Written instruction
Check each line of the listing for the word "SILLÍN" and give only the number of lines that have it.

↓

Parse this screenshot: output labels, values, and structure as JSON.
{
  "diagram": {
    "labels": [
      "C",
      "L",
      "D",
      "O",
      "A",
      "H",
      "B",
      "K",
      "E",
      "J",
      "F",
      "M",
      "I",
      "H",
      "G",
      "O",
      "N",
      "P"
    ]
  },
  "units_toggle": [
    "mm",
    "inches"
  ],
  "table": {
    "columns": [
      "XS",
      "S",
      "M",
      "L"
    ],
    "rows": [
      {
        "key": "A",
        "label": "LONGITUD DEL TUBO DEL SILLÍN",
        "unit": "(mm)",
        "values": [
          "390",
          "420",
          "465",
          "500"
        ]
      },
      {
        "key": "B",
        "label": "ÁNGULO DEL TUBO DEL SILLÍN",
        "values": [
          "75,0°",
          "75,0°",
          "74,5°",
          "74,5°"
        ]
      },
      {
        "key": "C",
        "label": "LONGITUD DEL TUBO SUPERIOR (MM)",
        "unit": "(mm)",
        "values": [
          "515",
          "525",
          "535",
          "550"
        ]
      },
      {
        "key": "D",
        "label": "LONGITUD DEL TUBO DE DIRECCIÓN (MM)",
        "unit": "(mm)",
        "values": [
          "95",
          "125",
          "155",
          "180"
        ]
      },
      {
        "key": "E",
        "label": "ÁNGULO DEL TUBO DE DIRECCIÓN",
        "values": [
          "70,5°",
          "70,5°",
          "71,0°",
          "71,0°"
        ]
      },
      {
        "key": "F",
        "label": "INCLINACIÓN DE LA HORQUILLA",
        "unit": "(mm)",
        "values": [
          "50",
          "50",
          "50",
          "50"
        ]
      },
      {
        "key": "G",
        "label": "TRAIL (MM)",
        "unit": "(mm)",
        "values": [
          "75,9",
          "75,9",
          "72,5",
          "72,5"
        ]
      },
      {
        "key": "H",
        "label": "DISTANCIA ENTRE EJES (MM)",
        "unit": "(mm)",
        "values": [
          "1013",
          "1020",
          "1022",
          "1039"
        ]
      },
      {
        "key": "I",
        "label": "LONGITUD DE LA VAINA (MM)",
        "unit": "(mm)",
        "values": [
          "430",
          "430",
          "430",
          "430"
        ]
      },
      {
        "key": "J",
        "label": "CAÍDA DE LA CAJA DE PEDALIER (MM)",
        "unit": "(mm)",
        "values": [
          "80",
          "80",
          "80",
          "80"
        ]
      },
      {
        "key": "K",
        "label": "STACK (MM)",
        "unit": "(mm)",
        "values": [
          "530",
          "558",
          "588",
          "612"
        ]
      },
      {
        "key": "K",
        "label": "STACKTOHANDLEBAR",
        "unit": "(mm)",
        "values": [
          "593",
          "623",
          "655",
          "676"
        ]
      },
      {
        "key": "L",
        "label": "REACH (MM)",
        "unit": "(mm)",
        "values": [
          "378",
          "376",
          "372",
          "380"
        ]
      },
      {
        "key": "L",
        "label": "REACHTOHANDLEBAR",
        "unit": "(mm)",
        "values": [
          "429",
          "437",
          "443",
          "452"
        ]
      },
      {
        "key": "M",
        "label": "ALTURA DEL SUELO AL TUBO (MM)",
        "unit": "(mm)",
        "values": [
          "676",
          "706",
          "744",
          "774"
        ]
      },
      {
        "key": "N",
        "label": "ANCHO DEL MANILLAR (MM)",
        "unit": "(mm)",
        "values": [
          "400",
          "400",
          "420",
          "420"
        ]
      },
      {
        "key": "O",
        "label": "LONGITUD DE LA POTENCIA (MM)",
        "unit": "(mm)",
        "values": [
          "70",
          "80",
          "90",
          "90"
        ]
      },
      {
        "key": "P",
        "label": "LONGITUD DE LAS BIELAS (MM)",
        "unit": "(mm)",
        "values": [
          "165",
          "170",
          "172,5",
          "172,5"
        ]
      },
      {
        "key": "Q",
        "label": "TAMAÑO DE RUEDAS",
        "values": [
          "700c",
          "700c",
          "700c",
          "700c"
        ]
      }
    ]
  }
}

↑

Expected answer
2